- 取り組む課題
1. 松の廊下の刃傷事件を扱った文章のうち、「浅野さん本人も「乱心にあらず」から始まり「のではないかと考えられます。」までの部分を、一字一句変えずに出力してください。
2. 松の廊下の刃傷事件を扱った文章によると、侍医の寺井玄渓が持病の薬を調合したと日記に記したのは、事件の何日前ですか?
3. 松の廊下の刃傷事件を扱った文章を、最後の一文の後から書き継いでください。

- 本文

あの日、松の廊下で
白蔵盈太(しろくら えいた)さんの小説「あの日、松の廊下で」は題名の通り
赤穂浪士の討ち入り事件(忠臣蔵)の発端となった浅野内匠頭の刃傷事件を題材とした
面白い視点で書かれた風変わりの小説です。ぜひ見てください。この事件は
9割以上の日本人は耳にしたことがある、または知っている事件ではないでしょうか。
元禄14年1701年3月14日に徳川綱吉(5大将軍)が宮中からの勅使を饗応する儀式の
最中に吉良上野介に松の廊下で斬りつけて重傷を負わせた事件です。
浅野さん本人も「乱心にあらず。かねてから吉良殿に遺恨あり」と述べてはいるものの、詳細は語らず
即日切腹となっております(享年35歳)。裁判後即日死刑!今ではあり得ないですが、
よほど綱吉の怒りが強かったのでしょうか?ところで、浅野内匠頭(以後浅野さん)には
病気はなかったのかということが疑問にあげられます。侍医である寺井玄渓の日記には、事件の
3日前に「痞え」の持病があり薬を調合したと記録が残っております。痞えとは?ストレスによる
頭痛腹痛、癪のような症状で、腹部発作と不機嫌症状を伴う軽い癲発作があったと想像します。
痞えの持病に勅使接待のストレスが加わって、うつ積爆発反応が起きたのではないかと考えられます。

- 保存データ項目

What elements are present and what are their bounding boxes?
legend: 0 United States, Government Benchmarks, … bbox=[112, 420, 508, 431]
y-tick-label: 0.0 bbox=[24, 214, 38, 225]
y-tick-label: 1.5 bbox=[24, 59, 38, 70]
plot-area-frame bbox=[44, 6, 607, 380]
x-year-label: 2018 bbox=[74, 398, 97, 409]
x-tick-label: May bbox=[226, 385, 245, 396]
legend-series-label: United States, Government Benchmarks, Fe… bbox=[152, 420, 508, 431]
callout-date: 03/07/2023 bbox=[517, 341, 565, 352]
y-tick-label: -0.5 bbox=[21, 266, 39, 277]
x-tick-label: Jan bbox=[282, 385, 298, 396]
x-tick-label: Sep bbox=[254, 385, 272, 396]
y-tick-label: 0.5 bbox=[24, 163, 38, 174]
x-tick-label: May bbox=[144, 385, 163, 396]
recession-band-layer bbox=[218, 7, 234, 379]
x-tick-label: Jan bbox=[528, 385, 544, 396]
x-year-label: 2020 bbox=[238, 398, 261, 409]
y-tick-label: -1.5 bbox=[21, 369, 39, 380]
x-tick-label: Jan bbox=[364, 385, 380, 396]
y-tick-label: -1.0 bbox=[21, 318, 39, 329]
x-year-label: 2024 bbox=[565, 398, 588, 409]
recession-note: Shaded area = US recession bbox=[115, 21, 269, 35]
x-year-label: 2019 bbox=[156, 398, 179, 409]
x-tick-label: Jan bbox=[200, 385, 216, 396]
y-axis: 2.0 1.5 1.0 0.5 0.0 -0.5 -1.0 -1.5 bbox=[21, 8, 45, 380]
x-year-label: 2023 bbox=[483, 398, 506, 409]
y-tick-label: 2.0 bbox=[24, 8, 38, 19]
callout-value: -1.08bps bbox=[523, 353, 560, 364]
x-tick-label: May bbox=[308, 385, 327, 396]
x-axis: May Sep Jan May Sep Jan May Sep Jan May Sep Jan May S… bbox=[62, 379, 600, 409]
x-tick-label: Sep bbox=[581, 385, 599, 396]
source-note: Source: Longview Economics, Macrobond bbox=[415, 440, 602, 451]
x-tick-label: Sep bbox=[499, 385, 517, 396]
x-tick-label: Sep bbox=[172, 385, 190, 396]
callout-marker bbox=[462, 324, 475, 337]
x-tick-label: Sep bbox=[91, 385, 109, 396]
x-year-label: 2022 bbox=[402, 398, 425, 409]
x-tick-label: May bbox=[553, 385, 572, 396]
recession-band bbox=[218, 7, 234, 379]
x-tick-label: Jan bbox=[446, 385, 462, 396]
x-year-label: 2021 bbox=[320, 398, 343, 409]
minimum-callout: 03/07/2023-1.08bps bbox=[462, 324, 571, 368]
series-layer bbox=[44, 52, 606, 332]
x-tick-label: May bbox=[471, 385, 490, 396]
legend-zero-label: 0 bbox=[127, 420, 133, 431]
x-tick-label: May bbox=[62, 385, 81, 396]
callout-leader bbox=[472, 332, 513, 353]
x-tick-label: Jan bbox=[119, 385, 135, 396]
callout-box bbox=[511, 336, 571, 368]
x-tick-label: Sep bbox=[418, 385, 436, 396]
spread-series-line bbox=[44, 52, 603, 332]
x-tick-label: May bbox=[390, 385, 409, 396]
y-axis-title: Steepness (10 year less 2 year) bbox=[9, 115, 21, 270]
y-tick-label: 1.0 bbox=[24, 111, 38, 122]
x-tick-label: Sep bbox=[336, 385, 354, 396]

- 課題別の出力
1.
浅野さん本人も「乱心にあらず。かねてから吉良殿に遺恨あり」と述べてはいるものの、詳細は語らず
即日切腹となっております(享年35歳)。裁判後即日死刑!今ではあり得ないですが、
よほど綱吉の怒りが強かったのでしょうか?ところで、浅野内匠頭(以後浅野さん)には
病気はなかったのかということが疑問にあげられます。侍医である寺井玄渓の日記には、事件の
3日前に「痞え」の持病があり薬を調合したと記録が残っております。痞えとは?ストレスによる
頭痛腹痛、癪のような症状で、腹部発作と不機嫌症状を伴う軽い癲発作があったと想像します。
痞えの持病に勅使接待のストレスが加わって、うつ積爆発反応が起きたのではないかと考えられます。

2. 事件の3日前です。

3.
忠臣蔵を見ていても、大体吉良さんは意地悪そうなのでそれも伏線になっていると勝手に想像します。
想像が多いのですが、浅野さんは潔癖で融通が効かなく、強迫性障害があったのではないかと
も考えられます。気分が良い時は問題ないのですが、何か問題が起きたり不感を感じた場合には、
強迫観念、強迫行為、衝動行動などの症状が出現するのです。浅野さんが初めて勅使饗応役を行った
17歳の時の強烈な体験が頭を離れず、元禄14年の準備で吉良さんにやられ、逆恨みでキレてしまった
その後に、強い無力感を感じることから、切腹の申し渡しに対し受け入れたことも一致しそうです。
お家再興の望みが絶たれた翌年12月14日に吉良邸に大石内蔵助ら47人が討ち入りし
吉良さんを討ち果たします。ある意味吉良さんも被害者であることを忘れてしまいがちですが、
日本人は美談として忠臣蔵を好む傾向があります。